Repeat each line of the material exactly.
** begin STORED DATA **
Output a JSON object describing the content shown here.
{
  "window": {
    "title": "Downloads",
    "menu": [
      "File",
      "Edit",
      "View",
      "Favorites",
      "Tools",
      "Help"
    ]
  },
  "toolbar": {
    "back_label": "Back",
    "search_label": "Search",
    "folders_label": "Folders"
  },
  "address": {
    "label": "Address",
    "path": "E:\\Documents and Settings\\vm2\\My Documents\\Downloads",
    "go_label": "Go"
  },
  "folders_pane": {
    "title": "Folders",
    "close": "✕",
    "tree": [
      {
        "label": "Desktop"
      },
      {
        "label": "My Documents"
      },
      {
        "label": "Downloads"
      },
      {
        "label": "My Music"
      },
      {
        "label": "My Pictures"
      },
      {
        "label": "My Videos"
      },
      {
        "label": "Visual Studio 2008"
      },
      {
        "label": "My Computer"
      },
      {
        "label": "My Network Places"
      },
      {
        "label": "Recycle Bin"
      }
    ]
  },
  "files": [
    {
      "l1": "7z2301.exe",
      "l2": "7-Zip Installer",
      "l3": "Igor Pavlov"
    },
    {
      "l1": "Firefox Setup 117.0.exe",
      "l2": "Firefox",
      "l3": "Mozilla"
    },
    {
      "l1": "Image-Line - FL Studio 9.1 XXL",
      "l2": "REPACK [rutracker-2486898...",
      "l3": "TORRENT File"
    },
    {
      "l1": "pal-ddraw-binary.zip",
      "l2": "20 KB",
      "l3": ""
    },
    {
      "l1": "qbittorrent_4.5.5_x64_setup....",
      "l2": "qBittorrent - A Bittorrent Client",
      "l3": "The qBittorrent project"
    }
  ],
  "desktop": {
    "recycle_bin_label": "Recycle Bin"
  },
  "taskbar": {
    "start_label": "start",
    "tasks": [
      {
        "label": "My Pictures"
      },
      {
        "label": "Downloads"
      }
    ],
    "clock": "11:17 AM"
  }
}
** end STORED DATA **
### RESULT FOR THIS TASK
Output a JSON object describing the content shown here.
{
  "window": {
    "title": "Downloads",
    "menu": [
      "File",
      "Edit",
      "View",
      "Favorites",
      "Tools",
      "Help"
    ]
  },
  "toolbar": {
    "back_label": "Back",
    "search_label": "Search",
    "folders_label": "Folders"
  },
  "address": {
    "label": "Address",
    "path": "E:\\Documents and Settings\\vm2\\My Documents\\Downloads",
    "go_label": "Go"
  },
  "folders_pane": {
    "title": "Folders",
    "close": "✕",
    "tree": [
      {
        "label": "Desktop"
      },
      {
        "label": "My Documents"
      },
      {
        "label": "Downloads"
      },
      {
        "label": "My Music"
      },
      {
        "label": "My Pictures"
      },
      {
        "label": "My Videos"
      },
      {
        "label": "Visual Studio 2008"
      },
      {
        "label": "My Computer"
      },
      {
        "label": "My Network Places"
      },
      {
        "label": "Recycle Bin"
      }
    ]
  },
  "files": [
    {
      "l1": "7z2301.exe",
      "l2": "7-Zip Installer",
      "l3": "Igor Pavlov"
    },
    {
      "l1": "Firefox Setup 117.0.exe",
      "l2": "Firefox",
      "l3": "Mozilla"
    },
    {
      "l1": "Image-Line - FL Studio 9.1 XXL",
      "l2": "REPACK [rutracker-2486898...",
      "l3": "TORRENT File"
    },
    {
      "l1": "pal-ddraw-binary.zip",
      "l2": "20 KB",
      "l3": ""
    },
    {
      "l1": "qbittorrent_4.5.5_x64_setup....",
      "l2": "qBittorrent - A Bittorrent Client",
      "l3": "The qBittorrent project"
    }
  ],
  "desktop": {
    "recycle_bin_label": "Recycle Bin"
  },
  "taskbar": {
    "start_label": "start",
    "tasks": [
      {
        "label": "My Pictures"
      },
      {
        "label": "Downloads"
      }
    ],
    "clock": "11:17 AM"
  }
}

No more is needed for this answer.